= Exercise brief =
Would you set down every entry shown below, precisely as written?

= Collected data =
+ + +

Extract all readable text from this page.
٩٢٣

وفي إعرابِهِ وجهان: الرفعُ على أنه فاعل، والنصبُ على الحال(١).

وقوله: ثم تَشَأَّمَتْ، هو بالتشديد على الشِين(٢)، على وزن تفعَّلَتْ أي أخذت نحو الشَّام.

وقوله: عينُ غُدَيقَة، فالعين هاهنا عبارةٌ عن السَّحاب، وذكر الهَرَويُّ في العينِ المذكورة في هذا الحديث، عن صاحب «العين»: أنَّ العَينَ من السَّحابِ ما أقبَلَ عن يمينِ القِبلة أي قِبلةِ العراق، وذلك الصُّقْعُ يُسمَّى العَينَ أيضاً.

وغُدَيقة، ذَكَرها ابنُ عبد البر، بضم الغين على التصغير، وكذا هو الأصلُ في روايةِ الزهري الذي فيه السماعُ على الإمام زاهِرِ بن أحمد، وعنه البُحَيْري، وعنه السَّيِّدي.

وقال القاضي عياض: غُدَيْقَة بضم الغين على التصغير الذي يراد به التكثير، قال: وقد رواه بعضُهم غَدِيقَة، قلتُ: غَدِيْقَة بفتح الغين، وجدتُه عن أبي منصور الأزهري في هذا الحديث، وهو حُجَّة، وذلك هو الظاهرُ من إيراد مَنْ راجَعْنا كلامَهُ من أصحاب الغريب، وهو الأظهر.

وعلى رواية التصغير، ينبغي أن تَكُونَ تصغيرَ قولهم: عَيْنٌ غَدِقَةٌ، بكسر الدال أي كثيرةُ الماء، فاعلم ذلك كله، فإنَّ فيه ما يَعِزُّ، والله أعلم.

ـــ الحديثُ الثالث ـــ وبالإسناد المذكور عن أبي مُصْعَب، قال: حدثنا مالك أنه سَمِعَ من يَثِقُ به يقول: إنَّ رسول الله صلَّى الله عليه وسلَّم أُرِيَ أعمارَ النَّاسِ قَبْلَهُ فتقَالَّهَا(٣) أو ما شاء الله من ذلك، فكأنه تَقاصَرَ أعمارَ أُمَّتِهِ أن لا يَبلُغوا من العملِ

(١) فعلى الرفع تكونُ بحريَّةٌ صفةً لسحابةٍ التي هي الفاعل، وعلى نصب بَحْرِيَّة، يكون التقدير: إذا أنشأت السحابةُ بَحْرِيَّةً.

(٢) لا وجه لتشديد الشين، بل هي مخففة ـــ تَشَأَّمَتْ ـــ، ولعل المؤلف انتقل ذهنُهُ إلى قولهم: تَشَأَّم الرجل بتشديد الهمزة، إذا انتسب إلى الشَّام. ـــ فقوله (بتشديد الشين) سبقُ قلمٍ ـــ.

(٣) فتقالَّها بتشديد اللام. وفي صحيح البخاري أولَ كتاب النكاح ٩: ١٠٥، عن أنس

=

+ + +

= Finished exercise =
Extract all readable text from this page.
٩٢٣

وفي إعرابِهِ وجهان: الرفعُ على أنه فاعل، والنصبُ على الحال(١).

وقوله: ثم تَشَأَّمَتْ، هو بالتشديد على الشِين(٢)، على وزن تفعَّلَتْ أي أخذت نحو الشَّام.

وقوله: عينُ غُدَيقَة، فالعين هاهنا عبارةٌ عن السَّحاب، وذكر الهَرَويُّ في العينِ المذكورة في هذا الحديث، عن صاحب «العين»: أنَّ العَينَ من السَّحابِ ما أقبَلَ عن يمينِ القِبلة أي قِبلةِ العراق، وذلك الصُّقْعُ يُسمَّى العَينَ أيضاً.

وغُدَيقة، ذَكَرها ابنُ عبد البر، بضم الغين على التصغير، وكذا هو الأصلُ في روايةِ الزهري الذي فيه السماعُ على الإمام زاهِرِ بن أحمد، وعنه البُحَيْري، وعنه السَّيِّدي.

وقال القاضي عياض: غُدَيْقَة بضم الغين على التصغير الذي يراد به التكثير، قال: وقد رواه بعضُهم غَدِيقَة، قلتُ: غَدِيْقَة بفتح الغين، وجدتُه عن أبي منصور الأزهري في هذا الحديث، وهو حُجَّة، وذلك هو الظاهرُ من إيراد مَنْ راجَعْنا كلامَهُ من أصحاب الغريب، وهو الأظهر.

وعلى رواية التصغير، ينبغي أن تَكُونَ تصغيرَ قولهم: عَيْنٌ غَدِقَةٌ، بكسر الدال أي كثيرةُ الماء، فاعلم ذلك كله، فإنَّ فيه ما يَعِزُّ، والله أعلم.

ـــ الحديثُ الثالث ـــ وبالإسناد المذكور عن أبي مُصْعَب، قال: حدثنا مالك أنه سَمِعَ من يَثِقُ به يقول: إنَّ رسول الله صلَّى الله عليه وسلَّم أُرِيَ أعمارَ النَّاسِ قَبْلَهُ فتقَالَّهَا(٣) أو ما شاء الله من ذلك، فكأنه تَقاصَرَ أعمارَ أُمَّتِهِ أن لا يَبلُغوا من العملِ

(١) فعلى الرفع تكونُ بحريَّةٌ صفةً لسحابةٍ التي هي الفاعل، وعلى نصب بَحْرِيَّة، يكون التقدير: إذا أنشأت السحابةُ بَحْرِيَّةً.

(٢) لا وجه لتشديد الشين، بل هي مخففة ـــ تَشَأَّمَتْ ـــ، ولعل المؤلف انتقل ذهنُهُ إلى قولهم: تَشَأَّم الرجل بتشديد الهمزة، إذا انتسب إلى الشَّام. ـــ فقوله (بتشديد الشين) سبقُ قلمٍ ـــ.

(٣) فتقالَّها بتشديد اللام. وفي صحيح البخاري أولَ كتاب النكاح ٩: ١٠٥، عن أنس

=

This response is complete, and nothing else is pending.